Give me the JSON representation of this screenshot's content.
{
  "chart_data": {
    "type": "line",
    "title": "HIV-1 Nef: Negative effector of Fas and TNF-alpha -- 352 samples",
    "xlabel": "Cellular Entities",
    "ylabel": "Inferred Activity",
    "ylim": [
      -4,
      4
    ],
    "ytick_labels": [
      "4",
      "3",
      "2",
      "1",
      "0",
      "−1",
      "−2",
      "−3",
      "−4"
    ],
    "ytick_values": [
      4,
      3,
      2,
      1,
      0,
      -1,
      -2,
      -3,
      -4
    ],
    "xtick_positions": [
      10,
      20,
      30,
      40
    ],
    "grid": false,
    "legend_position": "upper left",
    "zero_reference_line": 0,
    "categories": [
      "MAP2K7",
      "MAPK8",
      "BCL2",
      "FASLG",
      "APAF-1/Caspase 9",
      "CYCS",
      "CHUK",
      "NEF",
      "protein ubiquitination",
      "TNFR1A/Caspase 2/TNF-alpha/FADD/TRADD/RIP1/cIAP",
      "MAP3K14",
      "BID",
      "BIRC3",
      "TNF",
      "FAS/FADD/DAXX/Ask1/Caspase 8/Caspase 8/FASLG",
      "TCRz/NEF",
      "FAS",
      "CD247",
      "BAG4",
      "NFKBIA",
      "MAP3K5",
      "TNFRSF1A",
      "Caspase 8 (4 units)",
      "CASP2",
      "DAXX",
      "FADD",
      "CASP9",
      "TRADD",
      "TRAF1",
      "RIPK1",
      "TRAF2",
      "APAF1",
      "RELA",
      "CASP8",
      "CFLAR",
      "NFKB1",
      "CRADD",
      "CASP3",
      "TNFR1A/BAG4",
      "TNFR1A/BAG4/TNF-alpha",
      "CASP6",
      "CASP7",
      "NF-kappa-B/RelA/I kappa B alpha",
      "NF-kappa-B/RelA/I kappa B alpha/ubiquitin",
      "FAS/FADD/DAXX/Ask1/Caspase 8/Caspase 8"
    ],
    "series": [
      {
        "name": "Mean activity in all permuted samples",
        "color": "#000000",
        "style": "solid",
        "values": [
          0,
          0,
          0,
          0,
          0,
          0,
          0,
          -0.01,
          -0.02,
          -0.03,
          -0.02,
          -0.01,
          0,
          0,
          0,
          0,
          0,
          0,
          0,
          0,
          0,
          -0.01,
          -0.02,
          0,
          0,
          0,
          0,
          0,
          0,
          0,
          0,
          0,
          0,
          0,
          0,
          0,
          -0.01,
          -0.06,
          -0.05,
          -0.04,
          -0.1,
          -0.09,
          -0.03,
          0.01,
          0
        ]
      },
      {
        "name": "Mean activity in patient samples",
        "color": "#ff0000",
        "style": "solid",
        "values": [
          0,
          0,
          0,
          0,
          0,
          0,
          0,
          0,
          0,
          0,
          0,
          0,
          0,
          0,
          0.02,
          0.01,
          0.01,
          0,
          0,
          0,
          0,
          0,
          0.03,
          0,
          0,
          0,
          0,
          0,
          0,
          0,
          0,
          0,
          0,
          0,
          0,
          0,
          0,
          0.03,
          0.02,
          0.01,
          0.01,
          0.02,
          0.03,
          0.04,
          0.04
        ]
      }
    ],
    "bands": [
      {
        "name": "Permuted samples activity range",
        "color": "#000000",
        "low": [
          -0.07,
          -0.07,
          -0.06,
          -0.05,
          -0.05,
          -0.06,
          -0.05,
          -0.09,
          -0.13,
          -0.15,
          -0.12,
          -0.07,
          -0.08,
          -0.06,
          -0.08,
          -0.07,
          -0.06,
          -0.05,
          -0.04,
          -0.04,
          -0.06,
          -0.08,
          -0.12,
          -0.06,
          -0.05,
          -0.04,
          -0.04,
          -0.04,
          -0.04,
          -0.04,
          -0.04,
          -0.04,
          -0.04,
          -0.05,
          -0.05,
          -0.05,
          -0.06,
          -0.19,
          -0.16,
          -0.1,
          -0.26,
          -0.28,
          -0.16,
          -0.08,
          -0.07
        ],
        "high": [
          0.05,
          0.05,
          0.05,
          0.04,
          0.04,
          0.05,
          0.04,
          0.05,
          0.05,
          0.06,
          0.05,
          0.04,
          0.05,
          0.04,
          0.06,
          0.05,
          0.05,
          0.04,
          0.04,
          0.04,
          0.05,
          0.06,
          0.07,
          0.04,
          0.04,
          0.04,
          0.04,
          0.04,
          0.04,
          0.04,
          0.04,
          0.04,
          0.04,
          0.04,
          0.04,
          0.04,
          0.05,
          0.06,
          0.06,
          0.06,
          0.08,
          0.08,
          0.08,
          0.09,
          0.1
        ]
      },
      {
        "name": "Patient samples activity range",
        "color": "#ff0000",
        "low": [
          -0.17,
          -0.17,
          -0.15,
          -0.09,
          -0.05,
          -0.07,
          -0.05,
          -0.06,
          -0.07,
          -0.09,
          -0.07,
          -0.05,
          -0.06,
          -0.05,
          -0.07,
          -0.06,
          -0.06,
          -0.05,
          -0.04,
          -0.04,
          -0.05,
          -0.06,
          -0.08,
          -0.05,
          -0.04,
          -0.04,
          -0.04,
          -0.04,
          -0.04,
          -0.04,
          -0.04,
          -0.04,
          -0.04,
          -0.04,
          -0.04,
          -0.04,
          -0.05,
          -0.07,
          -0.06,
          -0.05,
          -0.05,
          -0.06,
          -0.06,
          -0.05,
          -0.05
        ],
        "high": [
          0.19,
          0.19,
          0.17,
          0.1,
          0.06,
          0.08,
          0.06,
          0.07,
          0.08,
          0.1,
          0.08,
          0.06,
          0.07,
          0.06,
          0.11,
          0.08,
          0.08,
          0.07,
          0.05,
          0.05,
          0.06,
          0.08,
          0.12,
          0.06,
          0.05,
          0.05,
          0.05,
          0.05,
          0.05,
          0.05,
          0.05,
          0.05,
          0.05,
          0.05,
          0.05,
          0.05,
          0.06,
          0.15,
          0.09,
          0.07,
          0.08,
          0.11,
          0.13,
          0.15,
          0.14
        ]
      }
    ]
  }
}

################

Pull from the data each line where the string "Caspase" turns up.

      "APAF-1/Caspase 9",
      "TNFR1A/Caspase 2/TNF-alpha/FADD/TRADD/RIP1/cIAP",
      "FAS/FADD/DAXX/Ask1/Caspase 8/Caspase 8/FASLG",
      "Caspase 8 (4 units)",
      "FAS/FADD/DAXX/Ask1/Caspase 8/Caspase 8"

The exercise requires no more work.